• **SHORT EXERCISE**
Please report every line from the material that contains the word "Tuhan".
>>>
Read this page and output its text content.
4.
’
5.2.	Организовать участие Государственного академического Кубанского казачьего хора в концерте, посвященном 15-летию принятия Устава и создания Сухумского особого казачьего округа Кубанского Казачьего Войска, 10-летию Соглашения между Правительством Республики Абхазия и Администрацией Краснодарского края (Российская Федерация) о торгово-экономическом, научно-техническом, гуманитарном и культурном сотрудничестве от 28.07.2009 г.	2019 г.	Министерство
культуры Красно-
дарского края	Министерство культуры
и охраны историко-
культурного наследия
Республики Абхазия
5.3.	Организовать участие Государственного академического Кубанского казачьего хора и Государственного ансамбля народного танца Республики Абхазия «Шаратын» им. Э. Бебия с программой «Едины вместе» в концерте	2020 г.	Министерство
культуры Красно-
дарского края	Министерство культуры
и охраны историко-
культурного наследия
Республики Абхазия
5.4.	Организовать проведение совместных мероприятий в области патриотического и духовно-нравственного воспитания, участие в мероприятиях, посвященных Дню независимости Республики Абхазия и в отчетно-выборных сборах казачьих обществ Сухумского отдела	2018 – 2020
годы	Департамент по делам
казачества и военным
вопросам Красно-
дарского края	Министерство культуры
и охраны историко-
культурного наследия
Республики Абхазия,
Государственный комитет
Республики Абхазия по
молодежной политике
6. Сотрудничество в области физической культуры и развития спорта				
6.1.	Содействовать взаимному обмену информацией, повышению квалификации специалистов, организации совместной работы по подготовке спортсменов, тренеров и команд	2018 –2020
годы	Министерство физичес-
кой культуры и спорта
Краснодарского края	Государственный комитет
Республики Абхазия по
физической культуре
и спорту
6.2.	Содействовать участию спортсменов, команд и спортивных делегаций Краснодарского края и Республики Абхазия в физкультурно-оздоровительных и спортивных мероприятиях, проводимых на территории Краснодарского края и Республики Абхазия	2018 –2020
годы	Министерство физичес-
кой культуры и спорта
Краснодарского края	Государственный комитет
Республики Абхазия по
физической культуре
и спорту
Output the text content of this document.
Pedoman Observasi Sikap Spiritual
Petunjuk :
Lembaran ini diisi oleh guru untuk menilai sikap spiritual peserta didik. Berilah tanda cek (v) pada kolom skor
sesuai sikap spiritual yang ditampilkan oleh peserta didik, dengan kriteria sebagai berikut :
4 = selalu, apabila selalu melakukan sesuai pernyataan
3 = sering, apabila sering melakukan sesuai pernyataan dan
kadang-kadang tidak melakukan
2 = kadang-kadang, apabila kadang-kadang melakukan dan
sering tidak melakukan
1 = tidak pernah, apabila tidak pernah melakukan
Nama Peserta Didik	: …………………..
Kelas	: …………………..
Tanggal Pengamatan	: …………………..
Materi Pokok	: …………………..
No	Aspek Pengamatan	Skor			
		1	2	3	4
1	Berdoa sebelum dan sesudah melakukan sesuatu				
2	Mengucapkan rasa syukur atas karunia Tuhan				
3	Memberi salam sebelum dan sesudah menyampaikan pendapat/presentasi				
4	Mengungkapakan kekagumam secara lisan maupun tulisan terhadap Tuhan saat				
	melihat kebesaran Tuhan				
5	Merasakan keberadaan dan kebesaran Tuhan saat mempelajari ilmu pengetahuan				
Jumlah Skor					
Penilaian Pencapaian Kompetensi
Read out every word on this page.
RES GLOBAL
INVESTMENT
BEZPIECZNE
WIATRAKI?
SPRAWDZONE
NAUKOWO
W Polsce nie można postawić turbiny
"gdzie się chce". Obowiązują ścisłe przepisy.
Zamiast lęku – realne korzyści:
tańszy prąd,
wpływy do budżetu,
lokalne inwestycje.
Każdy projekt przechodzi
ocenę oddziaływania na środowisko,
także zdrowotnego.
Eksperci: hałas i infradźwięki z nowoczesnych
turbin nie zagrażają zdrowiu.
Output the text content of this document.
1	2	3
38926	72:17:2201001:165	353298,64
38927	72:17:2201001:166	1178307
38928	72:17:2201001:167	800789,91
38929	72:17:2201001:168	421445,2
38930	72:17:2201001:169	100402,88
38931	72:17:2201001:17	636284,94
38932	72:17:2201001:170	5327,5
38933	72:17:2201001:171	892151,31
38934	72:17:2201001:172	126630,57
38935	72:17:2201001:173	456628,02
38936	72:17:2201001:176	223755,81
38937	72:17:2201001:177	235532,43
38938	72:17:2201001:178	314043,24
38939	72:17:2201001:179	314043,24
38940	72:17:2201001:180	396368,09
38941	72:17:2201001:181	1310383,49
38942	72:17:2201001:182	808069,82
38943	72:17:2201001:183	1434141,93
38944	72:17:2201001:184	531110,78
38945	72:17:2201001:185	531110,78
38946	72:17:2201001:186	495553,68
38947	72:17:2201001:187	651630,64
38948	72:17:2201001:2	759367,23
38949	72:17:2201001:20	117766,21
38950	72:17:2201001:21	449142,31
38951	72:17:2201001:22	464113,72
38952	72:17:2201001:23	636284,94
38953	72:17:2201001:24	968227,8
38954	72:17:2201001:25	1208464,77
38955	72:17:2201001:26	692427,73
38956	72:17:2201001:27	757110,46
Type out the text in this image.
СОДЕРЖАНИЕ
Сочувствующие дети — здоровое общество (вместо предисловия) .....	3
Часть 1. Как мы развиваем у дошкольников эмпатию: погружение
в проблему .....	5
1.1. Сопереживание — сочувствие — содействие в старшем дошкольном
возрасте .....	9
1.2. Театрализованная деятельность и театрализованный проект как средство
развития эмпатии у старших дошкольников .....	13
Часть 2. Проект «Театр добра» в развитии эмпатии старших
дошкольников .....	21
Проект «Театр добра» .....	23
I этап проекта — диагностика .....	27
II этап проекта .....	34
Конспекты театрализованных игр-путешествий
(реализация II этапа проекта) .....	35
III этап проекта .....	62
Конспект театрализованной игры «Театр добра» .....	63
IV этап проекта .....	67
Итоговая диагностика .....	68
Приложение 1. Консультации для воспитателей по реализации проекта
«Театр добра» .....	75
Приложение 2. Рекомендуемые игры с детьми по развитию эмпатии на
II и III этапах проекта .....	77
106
<<<
• **WRITTEN ANSWER**
2	Mengucapkan rasa syukur atas karunia Tuhan				
4	Mengungkapakan kekagumam secara lisan maupun tulisan terhadap Tuhan saat				
	melihat kebesaran Tuhan				
5	Merasakan keberadaan dan kebesaran Tuhan saat mempelajari ilmu pengetahuan				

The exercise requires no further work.